> AIM: Without including any images, repeat the data exactly.

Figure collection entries
_ _ _ _ _ _ _

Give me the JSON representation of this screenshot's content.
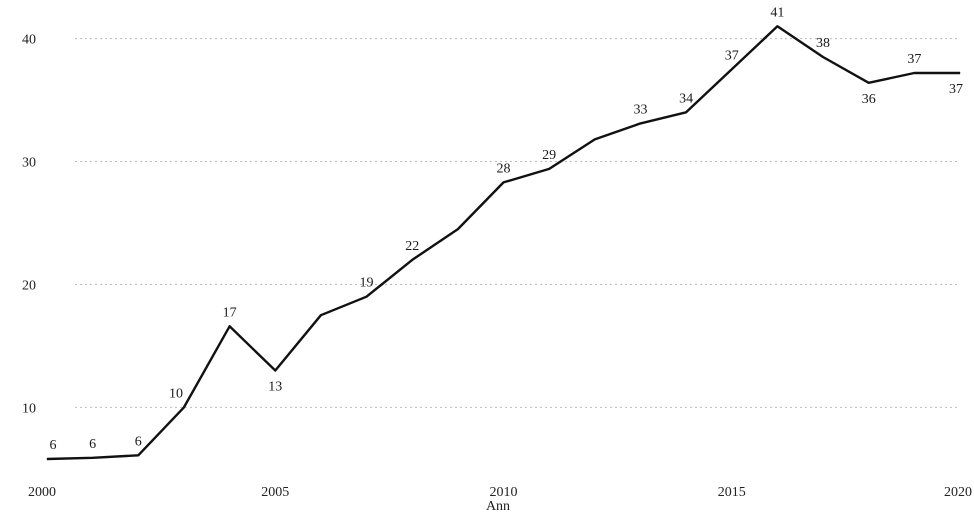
{
  "chart_data": {
    "type": "line",
    "title": "",
    "xlabel": "Ann",
    "ylabel": "",
    "xlim": [
      2000,
      2020
    ],
    "ylim": [
      4.5,
      42
    ],
    "yticks": [
      10,
      20,
      30,
      40
    ],
    "xticks": [
      2000,
      2005,
      2010,
      2015,
      2020
    ],
    "grid": "horizontal-dotted",
    "series": [
      {
        "x": [
          2000,
          2001,
          2002,
          2003,
          2004,
          2005,
          2006,
          2007,
          2008,
          2009,
          2010,
          2011,
          2012,
          2013,
          2014,
          2015,
          2016,
          2017,
          2018,
          2019,
          2020
        ],
        "y": [
          5.8,
          5.9,
          6.1,
          10,
          16.6,
          13,
          17.5,
          19,
          22,
          24.5,
          28.3,
          29.4,
          31.8,
          33.1,
          34,
          37.5,
          41,
          38.5,
          36.4,
          37.2,
          37.2
        ],
        "labels": [
          "6",
          "6",
          "6",
          "10",
          "17",
          "13",
          "",
          "19",
          "22",
          "",
          "28",
          "29",
          "",
          "33",
          "34",
          "37",
          "41",
          "38",
          "36",
          "37",
          "37"
        ],
        "color": "#111111"
      }
    ]
  }
}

_ _ _ _ _ _ _

> FULL ANSWER:
Give me the JSON representation of this screenshot's content.
{
  "chart_data": {
    "type": "line",
    "title": "",
    "xlabel": "Ann",
    "ylabel": "",
    "xlim": [
      2000,
      2020
    ],
    "ylim": [
      4.5,
      42
    ],
    "yticks": [
      10,
      20,
      30,
      40
    ],
    "xticks": [
      2000,
      2005,
      2010,
      2015,
      2020
    ],
    "grid": "horizontal-dotted",
    "series": [
      {
        "x": [
          2000,
          2001,
          2002,
          2003,
          2004,
          2005,
          2006,
          2007,
          2008,
          2009,
          2010,
          2011,
          2012,
          2013,
          2014,
          2015,
          2016,
          2017,
          2018,
          2019,
          2020
        ],
        "y": [
          5.8,
          5.9,
          6.1,
          10,
          16.6,
          13,
          17.5,
          19,
          22,
          24.5,
          28.3,
          29.4,
          31.8,
          33.1,
          34,
          37.5,
          41,
          38.5,
          36.4,
          37.2,
          37.2
        ],
        "labels": [
          "6",
          "6",
          "6",
          "10",
          "17",
          "13",
          "",
          "19",
          "22",
          "",
          "28",
          "29",
          "",
          "33",
          "34",
          "37",
          "41",
          "38",
          "36",
          "37",
          "37"
        ],
        "color": "#111111"
      }
    ]
  }
}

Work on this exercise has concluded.